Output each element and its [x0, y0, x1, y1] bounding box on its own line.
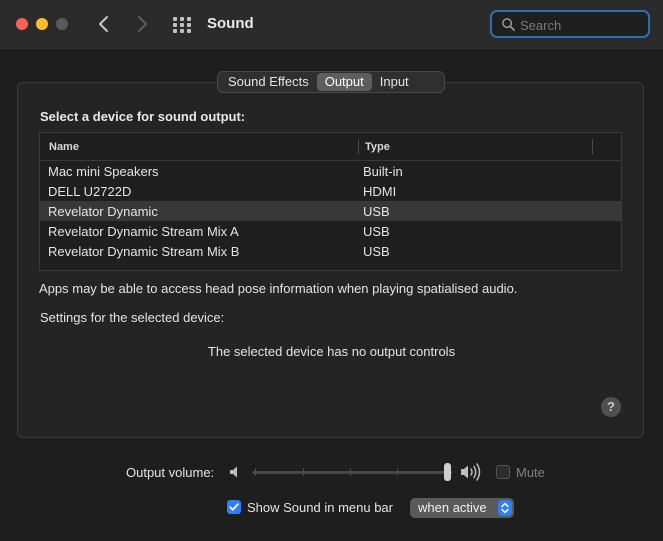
********************
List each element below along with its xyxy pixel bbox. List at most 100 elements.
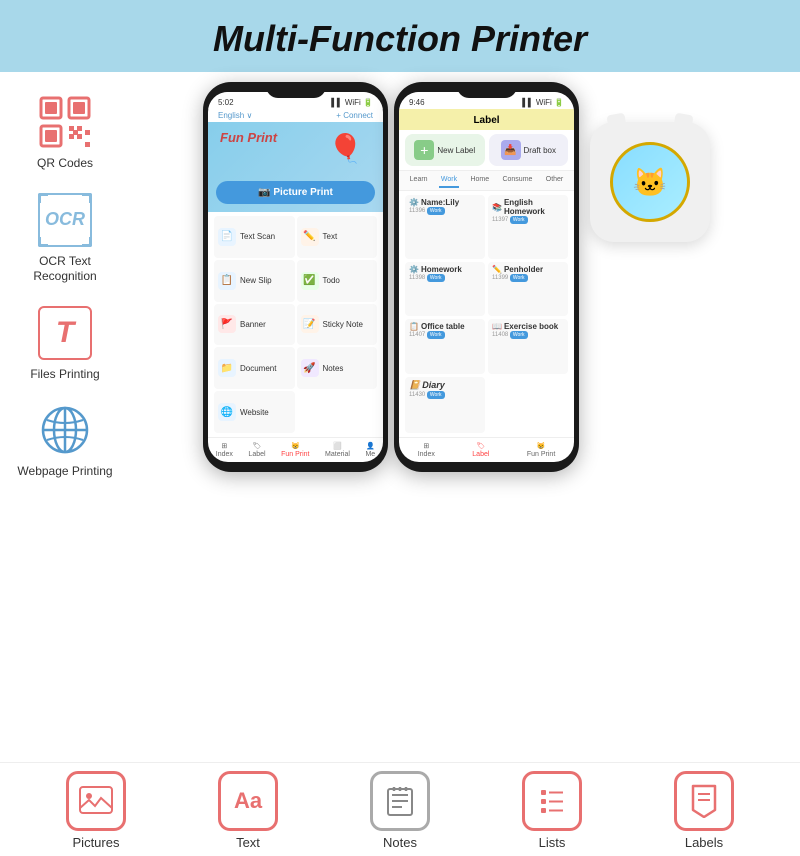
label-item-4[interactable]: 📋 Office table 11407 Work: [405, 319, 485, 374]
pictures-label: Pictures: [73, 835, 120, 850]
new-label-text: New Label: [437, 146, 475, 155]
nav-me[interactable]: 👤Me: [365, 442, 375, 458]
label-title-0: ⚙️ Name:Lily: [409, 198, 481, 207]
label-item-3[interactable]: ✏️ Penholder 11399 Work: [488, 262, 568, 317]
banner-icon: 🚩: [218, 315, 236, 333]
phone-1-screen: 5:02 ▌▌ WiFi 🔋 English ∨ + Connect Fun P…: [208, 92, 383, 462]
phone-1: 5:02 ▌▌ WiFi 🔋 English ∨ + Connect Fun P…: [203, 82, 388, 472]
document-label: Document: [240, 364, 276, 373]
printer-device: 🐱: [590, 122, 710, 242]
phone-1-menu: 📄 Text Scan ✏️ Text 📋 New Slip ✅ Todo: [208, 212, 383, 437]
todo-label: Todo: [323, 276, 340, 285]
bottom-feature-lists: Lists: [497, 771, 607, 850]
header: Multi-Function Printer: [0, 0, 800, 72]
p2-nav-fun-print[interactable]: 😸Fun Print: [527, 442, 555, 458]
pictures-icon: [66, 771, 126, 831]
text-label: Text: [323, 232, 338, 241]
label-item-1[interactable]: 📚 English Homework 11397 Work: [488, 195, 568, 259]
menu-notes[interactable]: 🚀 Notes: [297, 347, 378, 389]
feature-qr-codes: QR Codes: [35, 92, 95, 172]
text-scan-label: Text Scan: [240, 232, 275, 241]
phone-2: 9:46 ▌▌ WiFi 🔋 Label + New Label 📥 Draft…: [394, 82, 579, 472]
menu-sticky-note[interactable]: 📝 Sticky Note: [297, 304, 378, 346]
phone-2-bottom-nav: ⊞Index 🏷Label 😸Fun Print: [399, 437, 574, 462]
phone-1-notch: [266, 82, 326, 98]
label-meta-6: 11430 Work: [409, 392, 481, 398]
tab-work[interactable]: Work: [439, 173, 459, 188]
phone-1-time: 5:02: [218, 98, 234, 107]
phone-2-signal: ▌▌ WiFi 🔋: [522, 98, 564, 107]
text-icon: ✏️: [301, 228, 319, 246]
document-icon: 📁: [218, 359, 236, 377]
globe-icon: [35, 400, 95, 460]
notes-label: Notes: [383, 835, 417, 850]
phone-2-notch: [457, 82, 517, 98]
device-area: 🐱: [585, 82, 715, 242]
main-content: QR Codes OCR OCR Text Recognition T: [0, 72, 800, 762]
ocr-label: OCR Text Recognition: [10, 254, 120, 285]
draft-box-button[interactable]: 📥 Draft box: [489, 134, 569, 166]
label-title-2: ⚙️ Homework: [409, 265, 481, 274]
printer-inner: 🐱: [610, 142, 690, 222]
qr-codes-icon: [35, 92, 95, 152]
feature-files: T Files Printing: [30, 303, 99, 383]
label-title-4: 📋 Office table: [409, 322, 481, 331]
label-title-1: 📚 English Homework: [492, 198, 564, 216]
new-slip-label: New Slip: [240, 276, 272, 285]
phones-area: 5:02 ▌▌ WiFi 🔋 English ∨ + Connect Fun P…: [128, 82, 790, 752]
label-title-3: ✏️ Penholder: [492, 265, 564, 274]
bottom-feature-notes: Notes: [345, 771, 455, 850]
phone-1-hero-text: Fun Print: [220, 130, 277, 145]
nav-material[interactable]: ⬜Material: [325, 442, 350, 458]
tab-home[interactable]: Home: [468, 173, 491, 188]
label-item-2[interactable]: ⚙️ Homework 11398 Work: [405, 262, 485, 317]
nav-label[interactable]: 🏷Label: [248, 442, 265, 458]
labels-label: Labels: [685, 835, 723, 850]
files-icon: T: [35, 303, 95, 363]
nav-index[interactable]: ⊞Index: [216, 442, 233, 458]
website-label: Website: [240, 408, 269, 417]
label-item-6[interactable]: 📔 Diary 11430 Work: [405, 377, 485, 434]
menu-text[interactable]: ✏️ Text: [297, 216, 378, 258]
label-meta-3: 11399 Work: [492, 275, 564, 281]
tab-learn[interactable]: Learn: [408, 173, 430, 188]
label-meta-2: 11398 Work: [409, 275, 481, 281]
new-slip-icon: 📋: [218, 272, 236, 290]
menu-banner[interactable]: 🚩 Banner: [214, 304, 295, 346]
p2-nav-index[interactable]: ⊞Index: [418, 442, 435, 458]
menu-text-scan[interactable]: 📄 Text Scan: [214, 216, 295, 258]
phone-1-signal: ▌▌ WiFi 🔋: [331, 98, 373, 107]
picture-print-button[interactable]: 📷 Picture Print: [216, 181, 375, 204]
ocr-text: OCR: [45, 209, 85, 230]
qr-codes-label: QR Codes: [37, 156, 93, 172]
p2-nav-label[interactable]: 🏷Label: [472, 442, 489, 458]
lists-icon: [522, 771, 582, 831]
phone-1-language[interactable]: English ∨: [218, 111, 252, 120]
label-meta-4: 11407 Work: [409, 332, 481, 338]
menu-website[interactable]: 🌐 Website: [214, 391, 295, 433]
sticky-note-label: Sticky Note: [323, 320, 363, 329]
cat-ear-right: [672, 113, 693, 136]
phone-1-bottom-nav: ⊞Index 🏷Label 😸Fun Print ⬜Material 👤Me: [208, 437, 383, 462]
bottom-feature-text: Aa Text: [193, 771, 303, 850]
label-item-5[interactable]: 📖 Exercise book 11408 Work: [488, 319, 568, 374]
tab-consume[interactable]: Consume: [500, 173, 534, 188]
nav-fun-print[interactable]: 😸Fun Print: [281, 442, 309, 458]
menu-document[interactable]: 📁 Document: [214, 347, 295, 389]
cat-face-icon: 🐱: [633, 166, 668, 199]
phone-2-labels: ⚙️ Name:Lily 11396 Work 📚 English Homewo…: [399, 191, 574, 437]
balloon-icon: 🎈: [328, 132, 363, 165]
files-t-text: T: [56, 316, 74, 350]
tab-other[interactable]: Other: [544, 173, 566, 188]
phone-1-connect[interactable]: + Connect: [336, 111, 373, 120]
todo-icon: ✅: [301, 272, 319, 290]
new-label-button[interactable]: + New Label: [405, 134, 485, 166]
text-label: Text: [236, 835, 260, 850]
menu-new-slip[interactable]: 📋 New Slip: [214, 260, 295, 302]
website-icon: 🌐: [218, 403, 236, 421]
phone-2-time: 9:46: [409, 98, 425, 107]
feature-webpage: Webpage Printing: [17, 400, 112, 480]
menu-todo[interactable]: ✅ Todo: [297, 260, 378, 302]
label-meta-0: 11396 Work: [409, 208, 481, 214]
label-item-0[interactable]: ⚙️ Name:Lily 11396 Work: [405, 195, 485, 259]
********************
Task goal:
Copy everything from the line containing "List each element" down to the line containing "phone-2: 9:46 ▌▌", including both of those lines. Leave the pictures out.

Reply to the task:
List each element below along with its xyxy pixel bbox. List at most 100 elements.
label-item-4[interactable]: 📋 Office table 11407 Work: [405, 319, 485, 374]
pictures-label: Pictures: [73, 835, 120, 850]
new-label-text: New Label: [437, 146, 475, 155]
nav-me[interactable]: 👤Me: [365, 442, 375, 458]
label-title-0: ⚙️ Name:Lily: [409, 198, 481, 207]
label-item-3[interactable]: ✏️ Penholder 11399 Work: [488, 262, 568, 317]
banner-icon: 🚩: [218, 315, 236, 333]
phone-1-screen: 5:02 ▌▌ WiFi 🔋 English ∨ + Connect Fun P…: [208, 92, 383, 462]
phone-1: 5:02 ▌▌ WiFi 🔋 English ∨ + Connect Fun P…: [203, 82, 388, 472]
document-label: Document: [240, 364, 276, 373]
printer-device: 🐱: [590, 122, 710, 242]
phone-1-menu: 📄 Text Scan ✏️ Text 📋 New Slip ✅ Todo: [208, 212, 383, 437]
todo-label: Todo: [323, 276, 340, 285]
bottom-feature-lists: Lists: [497, 771, 607, 850]
header: Multi-Function Printer: [0, 0, 800, 72]
p2-nav-fun-print[interactable]: 😸Fun Print: [527, 442, 555, 458]
pictures-icon: [66, 771, 126, 831]
text-label: Text: [323, 232, 338, 241]
label-item-1[interactable]: 📚 English Homework 11397 Work: [488, 195, 568, 259]
menu-notes[interactable]: 🚀 Notes: [297, 347, 378, 389]
feature-qr-codes: QR Codes: [35, 92, 95, 172]
text-scan-label: Text Scan: [240, 232, 275, 241]
phone-2: 9:46 ▌▌ WiFi 🔋 Label + New Label 📥 Draft…: [394, 82, 579, 472]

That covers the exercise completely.